_AIM OF THE EXERCISE_
Copy verbatim the rows from the line containing "502, 845, 518]" up to and including the line containing "745, 920, 761]".

Image layout annotations
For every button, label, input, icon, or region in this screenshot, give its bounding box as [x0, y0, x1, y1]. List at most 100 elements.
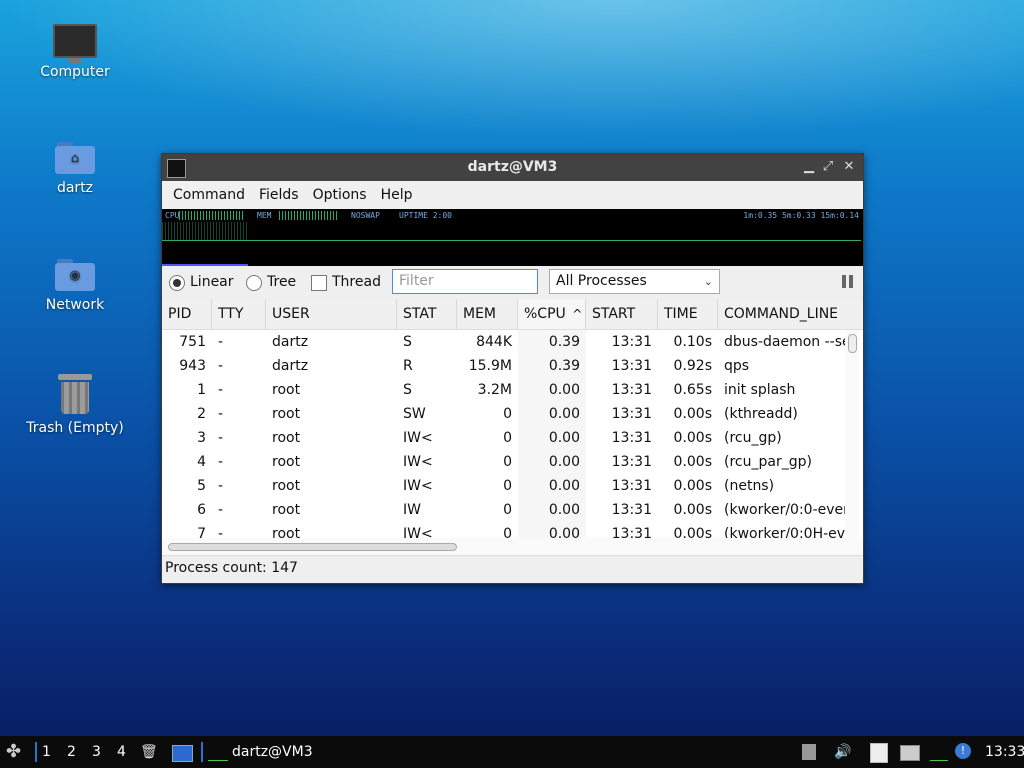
cell-cmd: (kworker/0:0-ever	[724, 502, 845, 518]
home-folder-icon: ⌂	[55, 142, 95, 174]
thread-label[interactable]: Thread	[332, 274, 381, 290]
column-start[interactable]: START	[586, 299, 658, 329]
cell-start: 13:31	[611, 454, 652, 470]
table-row[interactable]: 751- dartz S 844K 0.39 13:31 0.10s dbus-daemon …	[162, 330, 845, 354]
mem-meter	[279, 211, 337, 220]
column-command-line[interactable]: COMMAND_LINE	[718, 299, 845, 329]
start-menu-icon[interactable]: ✤	[6, 736, 21, 768]
column-cpu-label: %CPU	[524, 306, 566, 322]
cpu-history	[162, 222, 248, 240]
process-filter-select[interactable]: All Processes ⌄	[549, 269, 720, 294]
table-row[interactable]: 3- root IW< 0 0.00 13:31 0.00s (rcu_gp)	[162, 426, 842, 450]
cell-mem: 0	[503, 502, 512, 518]
cell-tty: -	[218, 382, 224, 398]
cell-mem: 15.9M	[468, 358, 512, 374]
info-icon[interactable]: !	[955, 743, 971, 759]
cell-mem: 3.2M	[477, 382, 512, 398]
cell-pid: 3	[197, 430, 206, 446]
thread-checkbox[interactable]	[311, 275, 327, 291]
clipboard-icon[interactable]	[802, 744, 816, 760]
cell-pid: 4	[197, 454, 206, 470]
network-status-icon[interactable]	[900, 745, 920, 761]
volume-icon[interactable]: 🔊	[834, 744, 851, 760]
table-row[interactable]: 943- dartz R 15.9M 0.39 13:31 0.92s qps	[162, 354, 842, 378]
column-time[interactable]: TIME	[658, 299, 718, 329]
vertical-scroll-thumb[interactable]	[848, 334, 857, 353]
table-row[interactable]: 5- root IW< 0 0.00 13:31 0.00s (netns)	[162, 474, 842, 498]
cell-stat: S	[403, 334, 412, 350]
status-bar: Process count: 147	[162, 555, 863, 581]
desktop-icon-computer[interactable]: Computer	[20, 24, 130, 80]
desktop-icon-network[interactable]: ◉ Network	[20, 259, 130, 313]
desktop-icon-label: dartz	[56, 180, 94, 196]
cell-user: root	[272, 406, 301, 422]
column-pid[interactable]: PID	[162, 299, 212, 329]
mem-label: MEM	[257, 211, 272, 220]
system-load-graph: CPU MEM NOSWAP UPTIME 2:00 1m:0.35 5m:0.…	[162, 209, 863, 266]
column-cpu[interactable]: %CPU ^	[518, 299, 586, 329]
view-toolbar: Linear Tree Thread Filter All Processes …	[162, 266, 863, 299]
table-row[interactable]: 1- root S 3.2M 0.00 13:31 0.65s init splash	[162, 378, 842, 402]
notes-icon[interactable]	[870, 743, 888, 763]
cell-cpu: 0.39	[518, 330, 586, 354]
column-mem[interactable]: MEM	[457, 299, 518, 329]
desktop-icon-trash[interactable]: Trash (Empty)	[20, 374, 130, 436]
show-desktop-icon[interactable]	[172, 745, 193, 762]
cell-time: 0.00s	[673, 478, 712, 494]
sort-ascending-icon: ^	[572, 307, 583, 321]
pause-icon[interactable]	[842, 275, 854, 289]
cell-cmd: dbus-daemon --se	[724, 334, 845, 350]
workspace-1[interactable]: 1	[42, 736, 51, 768]
linear-radio[interactable]	[169, 275, 185, 291]
computer-icon	[53, 24, 97, 64]
cell-tty: -	[218, 454, 224, 470]
menu-help[interactable]: Help	[374, 187, 420, 203]
cell-stat: IW<	[403, 526, 433, 538]
cell-user: root	[272, 502, 301, 518]
horizontal-scrollbar[interactable]	[162, 538, 863, 555]
cell-user: dartz	[272, 358, 309, 374]
trash-launcher-icon[interactable]: 🗑	[140, 744, 158, 760]
cell-cmd: (kthreadd)	[724, 406, 798, 422]
process-table: PID TTY USER STAT MEM %CPU ^ START TIME …	[162, 299, 863, 538]
maximize-button[interactable]: ⤢	[819, 158, 837, 176]
column-user[interactable]: USER	[266, 299, 397, 329]
workspace-3[interactable]: 3	[92, 736, 101, 768]
cell-stat: S	[403, 382, 412, 398]
tree-radio[interactable]	[246, 275, 262, 291]
cell-time: 0.00s	[673, 430, 712, 446]
cell-start: 13:31	[611, 406, 652, 422]
table-row[interactable]: 4- root IW< 0 0.00 13:31 0.00s (rcu_par_gp)	[162, 450, 842, 474]
workspace-2[interactable]: 2	[67, 736, 76, 768]
cell-stat: IW	[403, 502, 421, 518]
tree-label[interactable]: Tree	[267, 274, 296, 290]
desktop-icon-label: Computer	[40, 64, 110, 80]
menu-fields[interactable]: Fields	[252, 187, 306, 203]
cell-start: 13:31	[611, 358, 652, 374]
filter-input[interactable]: Filter	[392, 269, 538, 294]
column-stat[interactable]: STAT	[397, 299, 457, 329]
horizontal-scroll-thumb[interactable]	[168, 543, 457, 551]
cell-user: root	[272, 526, 301, 538]
menu-command[interactable]: Command	[166, 187, 252, 203]
clock[interactable]: 13:33	[985, 736, 1024, 768]
minimize-button[interactable]: ▁	[800, 158, 818, 176]
menu-options[interactable]: Options	[306, 187, 374, 203]
workspace-4[interactable]: 4	[117, 736, 126, 768]
table-row[interactable]: 2- root SW 0 0.00 13:31 0.00s (kthreadd)	[162, 402, 842, 426]
vertical-scrollbar[interactable]	[845, 330, 859, 538]
menu-bar: Command Fields Options Help	[162, 181, 863, 209]
cell-cmd: (rcu_par_gp)	[724, 454, 812, 470]
table-row[interactable]: 6- root IW 0 0.00 13:31 0.00s (kworker/0:0-ever	[162, 498, 845, 522]
desktop-icon-home[interactable]: ⌂ dartz	[20, 142, 130, 196]
trash-icon	[58, 374, 92, 414]
table-row[interactable]: 7- root IW< 0 0.00 13:31 0.00s (kworker/0:0H-ev	[162, 522, 845, 538]
process-viewer-window: dartz@VM3 ▁ ⤢ ✕ Command Fields Options H…	[161, 153, 864, 584]
title-bar[interactable]: dartz@VM3 ▁ ⤢ ✕	[162, 154, 863, 181]
linear-label[interactable]: Linear	[190, 274, 234, 290]
task-button-qps[interactable]: dartz@VM3	[232, 736, 313, 768]
close-button[interactable]: ✕	[840, 158, 858, 176]
cell-mem: 0	[503, 406, 512, 422]
column-tty[interactable]: TTY	[212, 299, 266, 329]
cell-cpu: 0.00	[518, 522, 586, 538]
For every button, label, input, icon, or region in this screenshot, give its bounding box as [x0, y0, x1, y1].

_WRITTEN RESPONSE_
cell-cmd: (kworker/0:0-ever	[724, 502, 845, 518]
home-folder-icon: ⌂	[55, 142, 95, 174]
thread-label[interactable]: Thread	[332, 274, 381, 290]
column-start[interactable]: START	[586, 299, 658, 329]
cell-start: 13:31	[611, 454, 652, 470]
table-row[interactable]: 751- dartz S 844K 0.39 13:31 0.10s dbus-daemon …	[162, 330, 845, 354]
mem-meter	[279, 211, 337, 220]
column-command-line[interactable]: COMMAND_LINE	[718, 299, 845, 329]
start-menu-icon[interactable]: ✤	[6, 736, 21, 768]
column-cpu-label: %CPU	[524, 306, 566, 322]
cpu-history	[162, 222, 248, 240]
process-filter-select[interactable]: All Processes ⌄	[549, 269, 720, 294]
table-row[interactable]: 3- root IW< 0 0.00 13:31 0.00s (rcu_gp)	[162, 426, 842, 450]
cell-mem: 0	[503, 502, 512, 518]
cell-tty: -	[218, 382, 224, 398]
cell-mem: 15.9M	[468, 358, 512, 374]
info-icon[interactable]: !	[955, 743, 971, 759]
cell-mem: 3.2M	[477, 382, 512, 398]
cell-pid: 3	[197, 430, 206, 446]
thread-checkbox[interactable]	[311, 275, 327, 291]
clipboard-icon[interactable]	[802, 744, 816, 760]
cell-pid: 4	[197, 454, 206, 470]
network-status-icon[interactable]	[900, 745, 920, 761]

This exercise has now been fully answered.